Prompt = Exactly as they appear, output all of the entries.

[Source data]
## Start

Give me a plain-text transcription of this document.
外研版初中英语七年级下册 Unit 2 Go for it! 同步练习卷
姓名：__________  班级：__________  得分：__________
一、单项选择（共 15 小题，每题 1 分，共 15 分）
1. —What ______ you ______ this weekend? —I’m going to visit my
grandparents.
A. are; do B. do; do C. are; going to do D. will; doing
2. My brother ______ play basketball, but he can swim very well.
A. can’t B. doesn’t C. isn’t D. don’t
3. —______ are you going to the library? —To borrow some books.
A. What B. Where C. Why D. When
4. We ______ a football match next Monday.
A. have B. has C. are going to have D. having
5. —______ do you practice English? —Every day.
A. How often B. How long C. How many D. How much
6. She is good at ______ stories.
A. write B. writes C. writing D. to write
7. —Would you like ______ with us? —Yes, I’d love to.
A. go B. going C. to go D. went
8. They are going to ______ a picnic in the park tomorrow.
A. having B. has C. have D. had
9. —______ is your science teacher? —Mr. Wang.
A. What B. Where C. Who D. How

## End

Result of the exercise =
Give me a plain-text transcription of this document.
外研版初中英语七年级下册 Unit 2 Go for it! 同步练习卷
姓名：__________  班级：__________  得分：__________
一、单项选择（共 15 小题，每题 1 分，共 15 分）
1. —What ______ you ______ this weekend? —I’m going to visit my
grandparents.
A. are; do B. do; do C. are; going to do D. will; doing
2. My brother ______ play basketball, but he can swim very well.
A. can’t B. doesn’t C. isn’t D. don’t
3. —______ are you going to the library? —To borrow some books.
A. What B. Where C. Why D. When
4. We ______ a football match next Monday.
A. have B. has C. are going to have D. having
5. —______ do you practice English? —Every day.
A. How often B. How long C. How many D. How much
6. She is good at ______ stories.
A. write B. writes C. writing D. to write
7. —Would you like ______ with us? —Yes, I’d love to.
A. go B. going C. to go D. went
8. They are going to ______ a picnic in the park tomorrow.
A. having B. has C. have D. had
9. —______ is your science teacher? —Mr. Wang.
A. What B. Where C. Who D. How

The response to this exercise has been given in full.